**Page excerpt**:
14 May 2009

'Cujo'

I wanna leave very clear here that I am not a fangirl. I have brushed (vigorously and with enthusiasm) on the border between fangirlism and keeping most of my braincells intact, and as such I have made it through 20 years of fandoms with only a few minor vocabulary quirks, a couple of strange (if awesome) hairdos and no tattoos of the Federation logo, Wolverine claw marks, Freddy Mercury's face, Dragon Ball #3, Triforce, Raistlin's eye or The One Ring. I do, however, like Stephen King's books a lot - which does not bar me from admitting the man managed to tap the key to primordial and irrational fears once, and has been tapping it so often for so long and with such strenght it's now stuck and melted down to bullshit. But I shall approach that in its own article, for now, let's get to the point.

I tend to look back at a time when Stephen King's books weren't bullshit and he still had the gift with love. The man could pick up a ride in the subway, arguably the most boring moment of your day, and make it so that you'd soil your pants just thinking about it without resorting to any of the existing clichés. It is because of this I love Cujo - it could happen to anyone whose balls Murphy decided to bust on a Monday.

**Raw data**:
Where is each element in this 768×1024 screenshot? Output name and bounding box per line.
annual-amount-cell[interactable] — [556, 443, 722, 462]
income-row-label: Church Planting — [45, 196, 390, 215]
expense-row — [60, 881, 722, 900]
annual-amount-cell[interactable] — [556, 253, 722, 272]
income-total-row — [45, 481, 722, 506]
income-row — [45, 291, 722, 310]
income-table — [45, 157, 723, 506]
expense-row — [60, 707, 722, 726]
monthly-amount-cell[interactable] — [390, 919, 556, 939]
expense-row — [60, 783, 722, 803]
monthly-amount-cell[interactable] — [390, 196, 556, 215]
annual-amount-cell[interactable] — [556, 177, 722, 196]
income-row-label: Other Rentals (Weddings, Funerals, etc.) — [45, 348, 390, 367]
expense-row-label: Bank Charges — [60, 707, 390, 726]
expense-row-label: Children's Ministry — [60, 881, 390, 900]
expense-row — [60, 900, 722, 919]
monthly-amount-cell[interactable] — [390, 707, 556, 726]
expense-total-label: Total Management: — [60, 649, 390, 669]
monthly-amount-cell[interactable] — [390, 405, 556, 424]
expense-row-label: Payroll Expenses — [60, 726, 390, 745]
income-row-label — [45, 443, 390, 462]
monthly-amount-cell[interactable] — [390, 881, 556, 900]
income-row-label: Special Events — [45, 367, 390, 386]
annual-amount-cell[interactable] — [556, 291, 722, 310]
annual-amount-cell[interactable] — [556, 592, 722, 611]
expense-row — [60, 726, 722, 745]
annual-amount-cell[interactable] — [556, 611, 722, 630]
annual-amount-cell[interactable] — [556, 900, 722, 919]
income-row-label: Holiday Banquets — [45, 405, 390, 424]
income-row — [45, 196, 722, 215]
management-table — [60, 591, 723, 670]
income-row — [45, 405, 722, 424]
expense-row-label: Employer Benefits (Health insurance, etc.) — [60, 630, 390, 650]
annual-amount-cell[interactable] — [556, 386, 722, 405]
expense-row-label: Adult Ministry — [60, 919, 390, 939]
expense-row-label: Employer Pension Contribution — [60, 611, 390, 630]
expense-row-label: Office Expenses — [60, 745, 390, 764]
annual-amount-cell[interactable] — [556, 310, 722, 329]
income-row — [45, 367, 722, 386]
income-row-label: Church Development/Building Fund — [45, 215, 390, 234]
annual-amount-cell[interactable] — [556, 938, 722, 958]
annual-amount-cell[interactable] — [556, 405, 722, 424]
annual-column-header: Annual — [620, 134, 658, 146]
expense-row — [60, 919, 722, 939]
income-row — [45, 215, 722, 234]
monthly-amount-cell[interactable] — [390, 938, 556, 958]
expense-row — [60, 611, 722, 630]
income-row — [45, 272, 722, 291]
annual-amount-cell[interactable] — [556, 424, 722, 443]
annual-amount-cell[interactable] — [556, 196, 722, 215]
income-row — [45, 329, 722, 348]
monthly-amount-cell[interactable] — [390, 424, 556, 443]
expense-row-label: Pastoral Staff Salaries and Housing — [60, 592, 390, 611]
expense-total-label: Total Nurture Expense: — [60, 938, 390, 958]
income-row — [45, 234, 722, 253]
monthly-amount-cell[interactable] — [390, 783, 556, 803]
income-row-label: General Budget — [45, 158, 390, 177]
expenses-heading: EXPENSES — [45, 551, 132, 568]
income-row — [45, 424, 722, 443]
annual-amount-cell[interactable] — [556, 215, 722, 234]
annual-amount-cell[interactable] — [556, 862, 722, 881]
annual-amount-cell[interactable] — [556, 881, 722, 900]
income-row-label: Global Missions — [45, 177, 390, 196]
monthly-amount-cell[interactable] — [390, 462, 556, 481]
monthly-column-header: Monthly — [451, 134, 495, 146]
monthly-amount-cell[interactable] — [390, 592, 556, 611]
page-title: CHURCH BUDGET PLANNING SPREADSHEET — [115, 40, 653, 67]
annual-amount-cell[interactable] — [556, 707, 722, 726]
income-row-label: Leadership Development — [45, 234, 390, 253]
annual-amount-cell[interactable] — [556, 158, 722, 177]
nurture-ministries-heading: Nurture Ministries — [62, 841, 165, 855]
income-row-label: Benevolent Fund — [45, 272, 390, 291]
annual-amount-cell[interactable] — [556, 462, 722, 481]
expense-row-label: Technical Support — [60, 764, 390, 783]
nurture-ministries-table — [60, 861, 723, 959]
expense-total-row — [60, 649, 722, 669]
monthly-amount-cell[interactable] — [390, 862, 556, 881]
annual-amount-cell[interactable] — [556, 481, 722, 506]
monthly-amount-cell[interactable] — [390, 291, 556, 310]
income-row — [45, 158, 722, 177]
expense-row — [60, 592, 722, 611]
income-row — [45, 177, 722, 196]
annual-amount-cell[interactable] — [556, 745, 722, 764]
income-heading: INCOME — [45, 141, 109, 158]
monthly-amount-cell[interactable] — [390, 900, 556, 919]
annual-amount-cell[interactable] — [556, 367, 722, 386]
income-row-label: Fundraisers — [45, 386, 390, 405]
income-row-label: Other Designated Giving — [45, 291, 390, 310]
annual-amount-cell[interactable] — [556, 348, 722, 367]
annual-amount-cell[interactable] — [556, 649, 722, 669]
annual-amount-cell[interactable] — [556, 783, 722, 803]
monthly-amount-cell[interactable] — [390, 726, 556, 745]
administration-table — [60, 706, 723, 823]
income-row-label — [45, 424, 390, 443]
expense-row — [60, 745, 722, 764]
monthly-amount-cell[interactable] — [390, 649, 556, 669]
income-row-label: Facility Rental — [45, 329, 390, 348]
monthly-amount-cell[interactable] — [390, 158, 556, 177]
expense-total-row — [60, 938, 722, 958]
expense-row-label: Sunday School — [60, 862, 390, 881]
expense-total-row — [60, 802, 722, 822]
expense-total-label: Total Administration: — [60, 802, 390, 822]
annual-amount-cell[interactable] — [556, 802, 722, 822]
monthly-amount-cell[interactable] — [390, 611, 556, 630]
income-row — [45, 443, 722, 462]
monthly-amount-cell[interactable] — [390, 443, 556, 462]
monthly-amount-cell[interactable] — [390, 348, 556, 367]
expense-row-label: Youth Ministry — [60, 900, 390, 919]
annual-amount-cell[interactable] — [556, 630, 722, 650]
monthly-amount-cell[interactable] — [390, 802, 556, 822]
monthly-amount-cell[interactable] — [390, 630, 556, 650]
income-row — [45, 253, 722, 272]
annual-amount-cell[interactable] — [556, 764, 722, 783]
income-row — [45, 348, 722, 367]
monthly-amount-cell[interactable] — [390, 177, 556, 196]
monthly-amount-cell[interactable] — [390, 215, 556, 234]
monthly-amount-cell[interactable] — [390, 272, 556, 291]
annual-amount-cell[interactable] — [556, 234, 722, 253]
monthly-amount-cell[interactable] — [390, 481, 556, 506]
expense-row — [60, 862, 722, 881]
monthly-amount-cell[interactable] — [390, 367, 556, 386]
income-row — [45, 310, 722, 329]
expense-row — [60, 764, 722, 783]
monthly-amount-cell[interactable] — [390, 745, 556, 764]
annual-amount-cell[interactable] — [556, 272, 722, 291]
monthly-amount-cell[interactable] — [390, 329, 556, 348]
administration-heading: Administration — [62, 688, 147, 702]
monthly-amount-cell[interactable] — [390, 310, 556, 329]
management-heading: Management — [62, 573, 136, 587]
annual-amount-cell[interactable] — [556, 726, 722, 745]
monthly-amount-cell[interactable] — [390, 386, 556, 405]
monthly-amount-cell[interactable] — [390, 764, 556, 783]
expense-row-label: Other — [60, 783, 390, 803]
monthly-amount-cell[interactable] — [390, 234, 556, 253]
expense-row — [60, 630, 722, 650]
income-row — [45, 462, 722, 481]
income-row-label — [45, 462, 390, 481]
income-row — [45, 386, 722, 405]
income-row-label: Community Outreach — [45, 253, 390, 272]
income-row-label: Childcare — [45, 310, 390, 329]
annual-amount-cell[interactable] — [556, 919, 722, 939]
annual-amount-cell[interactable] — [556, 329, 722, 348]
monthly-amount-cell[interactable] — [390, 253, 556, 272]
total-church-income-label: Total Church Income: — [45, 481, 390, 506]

**Problem 1**: According to the Cujo post, how many years of fandoms has the writer made it through?
**Problem 2**: Write what comes next in the Cujo post.
The lines have nothing to do with the Cujo post.

**Answer 1**: 20 years.

**Answer 2**:
So Cujo shows you the worst days of Donna Trenton and her son Tad's life. Which would be, locked inside a car for days in the peak of August while a rabid St. Bernard keeps close watch waiting for the moment to rip away a steak off their frail, soft bodies. Directed by Lewis Teague in 1983 (Lewis Teague being responsible for the very funny if Indiana Jonesque The Jewel of the Nile in 1985), it featured Dee Wallace (recently seen in Halloween's remake), Daniel Hugh Kelly (in its debut, although he would later show up in several TV series and Star Trek: Insurrection) and Danny Pintauro (as little Tad, being hired for the series Who's The Boss? afterwards. Also did anyone else find it odd his last name is "Pintauro" and the car he and his would-be mother get stuck in is a Pinto?)

From here on, as usual, rabid SPOILERS will be watching closely, so close this browser window if you have no interest in ruining movies for yourself.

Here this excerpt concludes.